(Stored data)
- - -

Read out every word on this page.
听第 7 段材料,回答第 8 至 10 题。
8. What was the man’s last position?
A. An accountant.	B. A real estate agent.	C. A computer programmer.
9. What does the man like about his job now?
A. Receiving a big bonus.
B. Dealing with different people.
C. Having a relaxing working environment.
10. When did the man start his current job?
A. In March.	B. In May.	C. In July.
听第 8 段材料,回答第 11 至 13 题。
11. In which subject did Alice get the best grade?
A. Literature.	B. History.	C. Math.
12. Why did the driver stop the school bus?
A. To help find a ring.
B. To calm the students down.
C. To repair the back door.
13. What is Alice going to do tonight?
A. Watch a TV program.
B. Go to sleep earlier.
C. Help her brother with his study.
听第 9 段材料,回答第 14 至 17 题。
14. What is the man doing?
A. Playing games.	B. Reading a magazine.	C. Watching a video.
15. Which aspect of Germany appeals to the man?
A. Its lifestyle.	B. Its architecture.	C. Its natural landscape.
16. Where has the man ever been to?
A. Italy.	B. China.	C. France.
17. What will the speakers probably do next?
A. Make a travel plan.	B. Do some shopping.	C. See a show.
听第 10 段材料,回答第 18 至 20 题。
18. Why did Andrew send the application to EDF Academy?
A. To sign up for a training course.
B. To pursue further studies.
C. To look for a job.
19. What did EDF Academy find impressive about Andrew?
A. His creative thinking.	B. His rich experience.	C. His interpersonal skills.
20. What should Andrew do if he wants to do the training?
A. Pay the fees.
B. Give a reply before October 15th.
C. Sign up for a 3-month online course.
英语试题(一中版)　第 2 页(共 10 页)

- - -

REQUIRED TASK
Retype each record exactly, leaving nothing out.

ANSWER IN FULL
Read out every word on this page.
听第 7 段材料,回答第 8 至 10 题。
8. What was the man’s last position?
A. An accountant.	B. A real estate agent.	C. A computer programmer.
9. What does the man like about his job now?
A. Receiving a big bonus.
B. Dealing with different people.
C. Having a relaxing working environment.
10. When did the man start his current job?
A. In March.	B. In May.	C. In July.
听第 8 段材料,回答第 11 至 13 题。
11. In which subject did Alice get the best grade?
A. Literature.	B. History.	C. Math.
12. Why did the driver stop the school bus?
A. To help find a ring.
B. To calm the students down.
C. To repair the back door.
13. What is Alice going to do tonight?
A. Watch a TV program.
B. Go to sleep earlier.
C. Help her brother with his study.
听第 9 段材料,回答第 14 至 17 题。
14. What is the man doing?
A. Playing games.	B. Reading a magazine.	C. Watching a video.
15. Which aspect of Germany appeals to the man?
A. Its lifestyle.	B. Its architecture.	C. Its natural landscape.
16. Where has the man ever been to?
A. Italy.	B. China.	C. France.
17. What will the speakers probably do next?
A. Make a travel plan.	B. Do some shopping.	C. See a show.
听第 10 段材料,回答第 18 至 20 题。
18. Why did Andrew send the application to EDF Academy?
A. To sign up for a training course.
B. To pursue further studies.
C. To look for a job.
19. What did EDF Academy find impressive about Andrew?
A. His creative thinking.	B. His rich experience.	C. His interpersonal skills.
20. What should Andrew do if he wants to do the training?
A. Pay the fees.
B. Give a reply before October 15th.
C. Sign up for a 3-month online course.
英语试题(一中版)　第 2 页(共 10 页)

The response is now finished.